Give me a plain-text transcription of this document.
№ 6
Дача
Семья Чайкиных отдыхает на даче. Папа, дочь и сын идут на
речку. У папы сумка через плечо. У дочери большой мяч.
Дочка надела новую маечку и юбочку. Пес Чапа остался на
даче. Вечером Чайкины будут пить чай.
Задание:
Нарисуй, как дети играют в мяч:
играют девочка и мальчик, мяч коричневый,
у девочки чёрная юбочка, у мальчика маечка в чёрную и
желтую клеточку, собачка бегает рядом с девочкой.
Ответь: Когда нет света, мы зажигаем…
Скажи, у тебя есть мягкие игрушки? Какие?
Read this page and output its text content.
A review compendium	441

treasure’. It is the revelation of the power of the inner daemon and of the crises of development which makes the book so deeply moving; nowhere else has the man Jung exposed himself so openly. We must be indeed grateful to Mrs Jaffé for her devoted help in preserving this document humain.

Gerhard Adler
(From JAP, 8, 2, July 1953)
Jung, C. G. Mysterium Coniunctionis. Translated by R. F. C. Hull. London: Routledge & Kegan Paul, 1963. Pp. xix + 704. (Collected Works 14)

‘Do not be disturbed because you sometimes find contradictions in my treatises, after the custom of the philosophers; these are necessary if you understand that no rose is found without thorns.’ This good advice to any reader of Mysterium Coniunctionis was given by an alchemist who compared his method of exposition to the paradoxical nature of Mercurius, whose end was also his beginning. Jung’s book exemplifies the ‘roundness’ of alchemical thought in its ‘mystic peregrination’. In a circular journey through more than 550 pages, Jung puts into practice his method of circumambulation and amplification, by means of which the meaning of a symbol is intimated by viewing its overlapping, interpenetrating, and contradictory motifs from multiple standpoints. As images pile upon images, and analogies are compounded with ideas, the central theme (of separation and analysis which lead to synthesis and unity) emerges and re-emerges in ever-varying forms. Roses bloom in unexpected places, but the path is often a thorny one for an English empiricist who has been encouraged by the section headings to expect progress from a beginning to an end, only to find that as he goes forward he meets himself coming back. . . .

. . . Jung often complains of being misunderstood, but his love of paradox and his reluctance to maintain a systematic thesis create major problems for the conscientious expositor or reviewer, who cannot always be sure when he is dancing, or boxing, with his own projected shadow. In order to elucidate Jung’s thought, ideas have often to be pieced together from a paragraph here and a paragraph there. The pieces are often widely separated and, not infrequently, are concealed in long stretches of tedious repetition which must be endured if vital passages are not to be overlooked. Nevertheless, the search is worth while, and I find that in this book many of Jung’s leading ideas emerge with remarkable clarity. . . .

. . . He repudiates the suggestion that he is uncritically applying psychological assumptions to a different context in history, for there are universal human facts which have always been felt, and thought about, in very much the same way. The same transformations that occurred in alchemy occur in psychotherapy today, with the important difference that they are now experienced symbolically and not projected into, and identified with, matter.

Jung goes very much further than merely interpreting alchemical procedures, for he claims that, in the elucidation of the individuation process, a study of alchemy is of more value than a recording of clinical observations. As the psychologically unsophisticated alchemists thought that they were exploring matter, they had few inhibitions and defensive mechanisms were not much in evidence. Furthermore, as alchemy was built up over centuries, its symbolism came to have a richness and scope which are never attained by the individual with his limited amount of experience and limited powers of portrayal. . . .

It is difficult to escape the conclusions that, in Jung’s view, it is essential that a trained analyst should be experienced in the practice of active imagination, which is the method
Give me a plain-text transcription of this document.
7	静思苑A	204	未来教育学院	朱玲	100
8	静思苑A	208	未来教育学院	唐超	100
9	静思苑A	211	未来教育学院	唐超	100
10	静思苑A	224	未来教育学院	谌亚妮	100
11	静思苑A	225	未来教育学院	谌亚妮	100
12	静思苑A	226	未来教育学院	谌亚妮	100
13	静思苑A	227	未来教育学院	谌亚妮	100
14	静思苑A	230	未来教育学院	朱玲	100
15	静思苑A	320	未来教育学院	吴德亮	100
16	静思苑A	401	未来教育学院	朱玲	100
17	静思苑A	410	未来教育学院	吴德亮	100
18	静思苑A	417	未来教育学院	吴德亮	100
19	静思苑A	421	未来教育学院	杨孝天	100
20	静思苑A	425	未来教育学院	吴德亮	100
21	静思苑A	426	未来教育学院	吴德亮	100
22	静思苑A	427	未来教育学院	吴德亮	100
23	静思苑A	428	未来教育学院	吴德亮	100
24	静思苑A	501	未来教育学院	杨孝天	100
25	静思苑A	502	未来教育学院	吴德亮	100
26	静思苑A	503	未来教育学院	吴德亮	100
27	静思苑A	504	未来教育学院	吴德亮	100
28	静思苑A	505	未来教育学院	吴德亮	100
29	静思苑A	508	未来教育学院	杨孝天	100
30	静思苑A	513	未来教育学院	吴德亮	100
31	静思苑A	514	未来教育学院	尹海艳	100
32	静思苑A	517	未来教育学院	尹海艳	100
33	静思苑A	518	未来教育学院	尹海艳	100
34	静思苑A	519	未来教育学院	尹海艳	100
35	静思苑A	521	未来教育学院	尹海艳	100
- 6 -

_ _ _ _

Problem to work on: Copy down the material exactly as written.

Correct answer:
Give me a plain-text transcription of this document.
№ 6
Дача
Семья Чайкиных отдыхает на даче. Папа, дочь и сын идут на
речку. У папы сумка через плечо. У дочери большой мяч.
Дочка надела новую маечку и юбочку. Пес Чапа остался на
даче. Вечером Чайкины будут пить чай.
Задание:
Нарисуй, как дети играют в мяч:
играют девочка и мальчик, мяч коричневый,
у девочки чёрная юбочка, у мальчика маечка в чёрную и
желтую клеточку, собачка бегает рядом с девочкой.
Ответь: Когда нет света, мы зажигаем…
Скажи, у тебя есть мягкие игрушки? Какие?
Read this page and output its text content.
A review compendium	441

treasure’. It is the revelation of the power of the inner daemon and of the crises of development which makes the book so deeply moving; nowhere else has the man Jung exposed himself so openly. We must be indeed grateful to Mrs Jaffé for her devoted help in preserving this document humain.

Gerhard Adler
(From JAP, 8, 2, July 1953)
Jung, C. G. Mysterium Coniunctionis. Translated by R. F. C. Hull. London: Routledge & Kegan Paul, 1963. Pp. xix + 704. (Collected Works 14)

‘Do not be disturbed because you sometimes find contradictions in my treatises, after the custom of the philosophers; these are necessary if you understand that no rose is found without thorns.’ This good advice to any reader of Mysterium Coniunctionis was given by an alchemist who compared his method of exposition to the paradoxical nature of Mercurius, whose end was also his beginning. Jung’s book exemplifies the ‘roundness’ of alchemical thought in its ‘mystic peregrination’. In a circular journey through more than 550 pages, Jung puts into practice his method of circumambulation and amplification, by means of which the meaning of a symbol is intimated by viewing its overlapping, interpenetrating, and contradictory motifs from multiple standpoints. As images pile upon images, and analogies are compounded with ideas, the central theme (of separation and analysis which lead to synthesis and unity) emerges and re-emerges in ever-varying forms. Roses bloom in unexpected places, but the path is often a thorny one for an English empiricist who has been encouraged by the section headings to expect progress from a beginning to an end, only to find that as he goes forward he meets himself coming back. . . .

. . . Jung often complains of being misunderstood, but his love of paradox and his reluctance to maintain a systematic thesis create major problems for the conscientious expositor or reviewer, who cannot always be sure when he is dancing, or boxing, with his own projected shadow. In order to elucidate Jung’s thought, ideas have often to be pieced together from a paragraph here and a paragraph there. The pieces are often widely separated and, not infrequently, are concealed in long stretches of tedious repetition which must be endured if vital passages are not to be overlooked. Nevertheless, the search is worth while, and I find that in this book many of Jung’s leading ideas emerge with remarkable clarity. . . .

. . . He repudiates the suggestion that he is uncritically applying psychological assumptions to a different context in history, for there are universal human facts which have always been felt, and thought about, in very much the same way. The same transformations that occurred in alchemy occur in psychotherapy today, with the important difference that they are now experienced symbolically and not projected into, and identified with, matter.

Jung goes very much further than merely interpreting alchemical procedures, for he claims that, in the elucidation of the individuation process, a study of alchemy is of more value than a recording of clinical observations. As the psychologically unsophisticated alchemists thought that they were exploring matter, they had few inhibitions and defensive mechanisms were not much in evidence. Furthermore, as alchemy was built up over centuries, its symbolism came to have a richness and scope which are never attained by the individual with his limited amount of experience and limited powers of portrayal. . . .

It is difficult to escape the conclusions that, in Jung’s view, it is essential that a trained analyst should be experienced in the practice of active imagination, which is the method
Give me a plain-text transcription of this document.
7	静思苑A	204	未来教育学院	朱玲	100
8	静思苑A	208	未来教育学院	唐超	100
9	静思苑A	211	未来教育学院	唐超	100
10	静思苑A	224	未来教育学院	谌亚妮	100
11	静思苑A	225	未来教育学院	谌亚妮	100
12	静思苑A	226	未来教育学院	谌亚妮	100
13	静思苑A	227	未来教育学院	谌亚妮	100
14	静思苑A	230	未来教育学院	朱玲	100
15	静思苑A	320	未来教育学院	吴德亮	100
16	静思苑A	401	未来教育学院	朱玲	100
17	静思苑A	410	未来教育学院	吴德亮	100
18	静思苑A	417	未来教育学院	吴德亮	100
19	静思苑A	421	未来教育学院	杨孝天	100
20	静思苑A	425	未来教育学院	吴德亮	100
21	静思苑A	426	未来教育学院	吴德亮	100
22	静思苑A	427	未来教育学院	吴德亮	100
23	静思苑A	428	未来教育学院	吴德亮	100
24	静思苑A	501	未来教育学院	杨孝天	100
25	静思苑A	502	未来教育学院	吴德亮	100
26	静思苑A	503	未来教育学院	吴德亮	100
27	静思苑A	504	未来教育学院	吴德亮	100
28	静思苑A	505	未来教育学院	吴德亮	100
29	静思苑A	508	未来教育学院	杨孝天	100
30	静思苑A	513	未来教育学院	吴德亮	100
31	静思苑A	514	未来教育学院	尹海艳	100
32	静思苑A	517	未来教育学院	尹海艳	100
33	静思苑A	518	未来教育学院	尹海艳	100
34	静思苑A	519	未来教育学院	尹海艳	100
35	静思苑A	521	未来教育学院	尹海艳	100
- 6 -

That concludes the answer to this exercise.